What is being asked: Reproduce every line of the records below verbatim.

Data supplied:
────────

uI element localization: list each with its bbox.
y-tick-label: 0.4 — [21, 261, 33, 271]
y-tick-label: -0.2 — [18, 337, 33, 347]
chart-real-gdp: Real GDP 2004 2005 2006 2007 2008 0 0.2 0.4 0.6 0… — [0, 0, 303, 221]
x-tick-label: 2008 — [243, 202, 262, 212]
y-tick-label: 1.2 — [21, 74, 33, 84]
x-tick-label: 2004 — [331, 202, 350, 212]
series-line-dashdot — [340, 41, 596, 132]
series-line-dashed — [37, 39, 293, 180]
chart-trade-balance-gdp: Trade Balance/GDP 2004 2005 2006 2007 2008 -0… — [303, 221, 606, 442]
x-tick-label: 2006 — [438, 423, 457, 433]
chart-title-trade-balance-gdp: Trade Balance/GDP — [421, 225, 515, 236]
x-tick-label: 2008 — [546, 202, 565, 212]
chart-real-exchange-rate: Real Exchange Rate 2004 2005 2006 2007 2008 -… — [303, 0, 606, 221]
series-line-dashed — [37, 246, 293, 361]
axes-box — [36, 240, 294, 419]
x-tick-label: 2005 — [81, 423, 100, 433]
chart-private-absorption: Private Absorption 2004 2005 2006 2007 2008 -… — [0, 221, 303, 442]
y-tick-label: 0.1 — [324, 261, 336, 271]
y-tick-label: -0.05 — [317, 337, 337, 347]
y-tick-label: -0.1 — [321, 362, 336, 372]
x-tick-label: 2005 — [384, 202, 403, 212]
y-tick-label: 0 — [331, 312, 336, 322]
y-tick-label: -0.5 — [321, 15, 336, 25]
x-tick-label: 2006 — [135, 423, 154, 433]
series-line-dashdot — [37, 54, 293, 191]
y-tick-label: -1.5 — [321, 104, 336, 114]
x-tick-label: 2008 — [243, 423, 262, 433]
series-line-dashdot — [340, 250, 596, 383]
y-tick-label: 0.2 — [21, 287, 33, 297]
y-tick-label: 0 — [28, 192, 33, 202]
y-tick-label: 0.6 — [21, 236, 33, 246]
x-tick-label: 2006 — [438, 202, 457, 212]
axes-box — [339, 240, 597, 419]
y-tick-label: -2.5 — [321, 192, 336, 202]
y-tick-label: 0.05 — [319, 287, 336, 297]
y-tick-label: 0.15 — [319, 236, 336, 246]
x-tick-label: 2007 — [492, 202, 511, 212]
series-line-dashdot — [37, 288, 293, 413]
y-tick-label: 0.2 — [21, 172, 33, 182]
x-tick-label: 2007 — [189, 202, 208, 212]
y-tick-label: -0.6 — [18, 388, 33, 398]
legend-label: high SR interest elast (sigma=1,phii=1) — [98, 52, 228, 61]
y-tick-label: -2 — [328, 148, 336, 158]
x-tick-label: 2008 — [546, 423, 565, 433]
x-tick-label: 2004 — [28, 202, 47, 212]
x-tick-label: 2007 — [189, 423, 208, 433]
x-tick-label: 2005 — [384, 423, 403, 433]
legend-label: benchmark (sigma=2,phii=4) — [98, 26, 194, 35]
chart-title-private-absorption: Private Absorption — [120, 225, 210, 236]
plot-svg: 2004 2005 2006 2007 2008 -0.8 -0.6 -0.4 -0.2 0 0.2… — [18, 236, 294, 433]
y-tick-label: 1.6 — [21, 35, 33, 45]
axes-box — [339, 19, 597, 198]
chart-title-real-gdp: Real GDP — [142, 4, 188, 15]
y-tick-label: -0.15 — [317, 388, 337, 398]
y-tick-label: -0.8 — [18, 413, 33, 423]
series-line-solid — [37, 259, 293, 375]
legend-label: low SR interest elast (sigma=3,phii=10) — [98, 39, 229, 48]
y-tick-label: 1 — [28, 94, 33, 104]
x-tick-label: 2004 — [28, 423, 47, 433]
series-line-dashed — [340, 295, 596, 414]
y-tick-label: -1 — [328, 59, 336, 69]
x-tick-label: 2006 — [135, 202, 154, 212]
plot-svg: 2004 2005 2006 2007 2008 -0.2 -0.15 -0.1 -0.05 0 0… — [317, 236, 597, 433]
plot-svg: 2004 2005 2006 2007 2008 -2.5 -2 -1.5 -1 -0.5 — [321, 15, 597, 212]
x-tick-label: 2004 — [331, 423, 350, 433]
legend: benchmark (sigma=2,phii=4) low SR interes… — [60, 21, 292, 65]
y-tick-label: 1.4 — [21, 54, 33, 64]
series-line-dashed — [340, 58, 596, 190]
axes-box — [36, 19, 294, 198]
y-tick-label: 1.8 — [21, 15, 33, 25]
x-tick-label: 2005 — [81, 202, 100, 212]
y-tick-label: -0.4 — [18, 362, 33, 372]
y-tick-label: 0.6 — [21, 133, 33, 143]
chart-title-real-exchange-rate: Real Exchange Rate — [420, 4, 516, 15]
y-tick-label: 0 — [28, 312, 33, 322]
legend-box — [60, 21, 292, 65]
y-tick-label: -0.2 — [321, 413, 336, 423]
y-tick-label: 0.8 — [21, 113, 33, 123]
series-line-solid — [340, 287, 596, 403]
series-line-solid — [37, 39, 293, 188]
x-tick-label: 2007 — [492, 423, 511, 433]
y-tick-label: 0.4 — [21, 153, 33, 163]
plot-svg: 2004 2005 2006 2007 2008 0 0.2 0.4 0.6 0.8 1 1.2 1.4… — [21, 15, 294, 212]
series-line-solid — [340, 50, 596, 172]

────────

Answer:
uI element localization: list each with its bbox.
y-tick-label: 0.4 — [21, 261, 33, 271]
y-tick-label: -0.2 — [18, 337, 33, 347]
chart-real-gdp: Real GDP 2004 2005 2006 2007 2008 0 0.2 0.4 0.6 0… — [0, 0, 303, 221]
x-tick-label: 2008 — [243, 202, 262, 212]
y-tick-label: 1.2 — [21, 74, 33, 84]
x-tick-label: 2004 — [331, 202, 350, 212]
series-line-dashdot — [340, 41, 596, 132]
series-line-dashed — [37, 39, 293, 180]
chart-trade-balance-gdp: Trade Balance/GDP 2004 2005 2006 2007 2008 -0… — [303, 221, 606, 442]
x-tick-label: 2006 — [438, 423, 457, 433]
chart-title-trade-balance-gdp: Trade Balance/GDP — [421, 225, 515, 236]
x-tick-label: 2008 — [546, 202, 565, 212]
chart-real-exchange-rate: Real Exchange Rate 2004 2005 2006 2007 2008 -… — [303, 0, 606, 221]
series-line-dashed — [37, 246, 293, 361]
axes-box — [36, 240, 294, 419]
x-tick-label: 2005 — [81, 423, 100, 433]
chart-private-absorption: Private Absorption 2004 2005 2006 2007 2008 -… — [0, 221, 303, 442]
y-tick-label: 0.1 — [324, 261, 336, 271]
y-tick-label: -0.05 — [317, 337, 337, 347]
y-tick-label: -0.1 — [321, 362, 336, 372]
x-tick-label: 2005 — [384, 202, 403, 212]
y-tick-label: 0 — [331, 312, 336, 322]
y-tick-label: -0.5 — [321, 15, 336, 25]
x-tick-label: 2006 — [135, 423, 154, 433]
series-line-dashdot — [37, 54, 293, 191]
y-tick-label: -1.5 — [321, 104, 336, 114]
x-tick-label: 2008 — [243, 423, 262, 433]
series-line-dashdot — [340, 250, 596, 383]
y-tick-label: 0.2 — [21, 287, 33, 297]
y-tick-label: 0 — [28, 192, 33, 202]
y-tick-label: 0.6 — [21, 236, 33, 246]
x-tick-label: 2006 — [438, 202, 457, 212]
axes-box — [339, 240, 597, 419]
y-tick-label: -2.5 — [321, 192, 336, 202]
y-tick-label: 0.05 — [319, 287, 336, 297]
y-tick-label: 0.15 — [319, 236, 336, 246]
x-tick-label: 2007 — [492, 202, 511, 212]
series-line-dashdot — [37, 288, 293, 413]
y-tick-label: 0.2 — [21, 172, 33, 182]
x-tick-label: 2007 — [189, 202, 208, 212]
y-tick-label: -0.6 — [18, 388, 33, 398]
legend-label: high SR interest elast (sigma=1,phii=1) — [98, 52, 228, 61]
y-tick-label: -2 — [328, 148, 336, 158]
x-tick-label: 2008 — [546, 423, 565, 433]
x-tick-label: 2004 — [28, 202, 47, 212]
x-tick-label: 2007 — [189, 423, 208, 433]
x-tick-label: 2005 — [384, 423, 403, 433]
legend-label: benchmark (sigma=2,phii=4) — [98, 26, 194, 35]
chart-title-private-absorption: Private Absorption — [120, 225, 210, 236]
plot-svg: 2004 2005 2006 2007 2008 -0.8 -0.6 -0.4 -0.2 0 0.2… — [18, 236, 294, 433]
y-tick-label: 1.6 — [21, 35, 33, 45]
axes-box — [339, 19, 597, 198]
chart-title-real-gdp: Real GDP — [142, 4, 188, 15]
y-tick-label: -0.15 — [317, 388, 337, 398]
y-tick-label: -0.8 — [18, 413, 33, 423]
series-line-solid — [37, 259, 293, 375]
legend-label: low SR interest elast (sigma=3,phii=10) — [98, 39, 229, 48]
y-tick-label: 1 — [28, 94, 33, 104]
x-tick-label: 2004 — [28, 423, 47, 433]
series-line-dashed — [340, 295, 596, 414]
y-tick-label: -1 — [328, 59, 336, 69]
x-tick-label: 2006 — [135, 202, 154, 212]
plot-svg: 2004 2005 2006 2007 2008 -0.2 -0.15 -0.1 -0.05 0 0… — [317, 236, 597, 433]
plot-svg: 2004 2005 2006 2007 2008 -2.5 -2 -1.5 -1 -0.5 — [321, 15, 597, 212]
x-tick-label: 2004 — [331, 423, 350, 433]
legend: benchmark (sigma=2,phii=4) low SR interes… — [60, 21, 292, 65]
y-tick-label: 1.4 — [21, 54, 33, 64]
series-line-dashed — [340, 58, 596, 190]
axes-box — [36, 19, 294, 198]
y-tick-label: 1.8 — [21, 15, 33, 25]
x-tick-label: 2005 — [81, 202, 100, 212]
y-tick-label: -0.4 — [18, 362, 33, 372]
y-tick-label: 0.6 — [21, 133, 33, 143]
chart-title-real-exchange-rate: Real Exchange Rate — [420, 4, 516, 15]
y-tick-label: 0 — [28, 312, 33, 322]
legend-box — [60, 21, 292, 65]
y-tick-label: -0.2 — [321, 413, 336, 423]
y-tick-label: 0.8 — [21, 113, 33, 123]
series-line-solid — [340, 287, 596, 403]
series-line-solid — [37, 39, 293, 188]
x-tick-label: 2007 — [492, 423, 511, 433]
y-tick-label: 0.4 — [21, 153, 33, 163]
plot-svg: 2004 2005 2006 2007 2008 0 0.2 0.4 0.6 0.8 1 1.2 1.4… — [21, 15, 294, 212]
series-line-solid — [340, 50, 596, 172]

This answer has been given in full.